— BEGIN —

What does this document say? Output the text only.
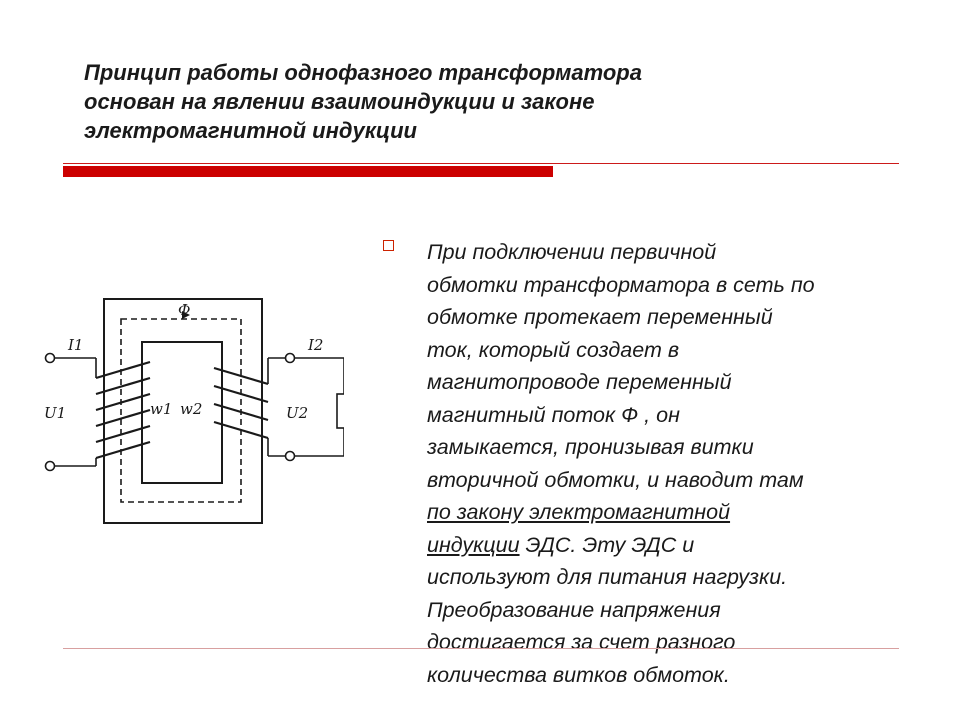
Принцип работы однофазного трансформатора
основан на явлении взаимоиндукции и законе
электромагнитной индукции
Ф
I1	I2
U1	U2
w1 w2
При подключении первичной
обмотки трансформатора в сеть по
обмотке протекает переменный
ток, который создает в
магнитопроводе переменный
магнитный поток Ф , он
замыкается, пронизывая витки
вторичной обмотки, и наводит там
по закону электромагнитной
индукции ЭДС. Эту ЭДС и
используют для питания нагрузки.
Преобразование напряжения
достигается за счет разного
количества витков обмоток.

— END —

▶ STATED TASK
From the listing, copy every line where the string "обмотки" appears.

▶ WRITTEN RESPONSE
обмотки трансформатора в сеть по
вторичной обмотки, и наводит там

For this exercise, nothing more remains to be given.